== TASK STATEMENT ==
Select all lines with the string "JSON" in them, and copy those lines.
>> start RECORDS SHOWN
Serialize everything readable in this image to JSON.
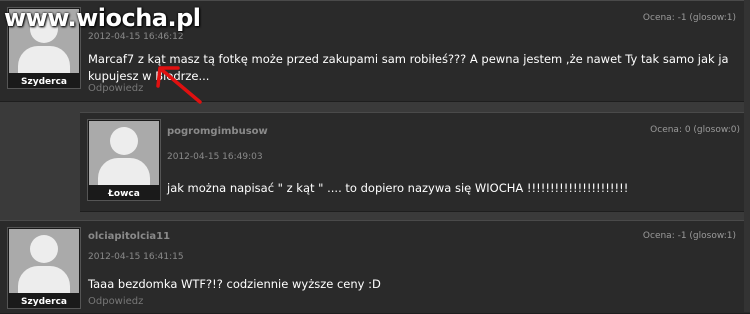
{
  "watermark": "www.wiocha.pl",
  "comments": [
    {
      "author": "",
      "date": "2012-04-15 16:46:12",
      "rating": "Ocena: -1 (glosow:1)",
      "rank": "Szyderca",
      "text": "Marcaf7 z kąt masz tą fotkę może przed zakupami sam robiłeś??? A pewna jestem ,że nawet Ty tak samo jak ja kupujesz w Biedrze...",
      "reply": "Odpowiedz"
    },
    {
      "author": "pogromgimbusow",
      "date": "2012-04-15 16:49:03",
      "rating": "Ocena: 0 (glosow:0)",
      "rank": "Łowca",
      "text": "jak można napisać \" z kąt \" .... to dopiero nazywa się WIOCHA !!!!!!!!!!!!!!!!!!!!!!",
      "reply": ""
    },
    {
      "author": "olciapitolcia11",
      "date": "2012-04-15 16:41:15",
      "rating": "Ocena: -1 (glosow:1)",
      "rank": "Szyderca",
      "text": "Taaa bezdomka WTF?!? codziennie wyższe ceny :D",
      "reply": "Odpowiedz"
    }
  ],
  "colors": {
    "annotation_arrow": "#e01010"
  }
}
>> end RECORDS SHOWN
>> start RECORDS SHOWN
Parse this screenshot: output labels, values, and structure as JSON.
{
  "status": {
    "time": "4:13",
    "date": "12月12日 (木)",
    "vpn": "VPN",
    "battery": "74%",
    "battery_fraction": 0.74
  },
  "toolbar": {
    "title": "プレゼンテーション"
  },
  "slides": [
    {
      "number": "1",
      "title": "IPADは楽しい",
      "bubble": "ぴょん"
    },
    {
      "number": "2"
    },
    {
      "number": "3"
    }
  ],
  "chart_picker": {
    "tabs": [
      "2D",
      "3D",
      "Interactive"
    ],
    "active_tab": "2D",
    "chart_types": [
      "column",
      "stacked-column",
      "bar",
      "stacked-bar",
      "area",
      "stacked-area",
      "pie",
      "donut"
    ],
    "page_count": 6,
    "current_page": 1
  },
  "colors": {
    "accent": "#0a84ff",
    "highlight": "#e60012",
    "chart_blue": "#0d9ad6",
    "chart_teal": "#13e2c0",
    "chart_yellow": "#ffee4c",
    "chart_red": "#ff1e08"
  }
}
>> end RECORDS SHOWN
== RESULT ==
Serialize everything readable in this image to JSON.
Parse this screenshot: output labels, values, and structure as JSON.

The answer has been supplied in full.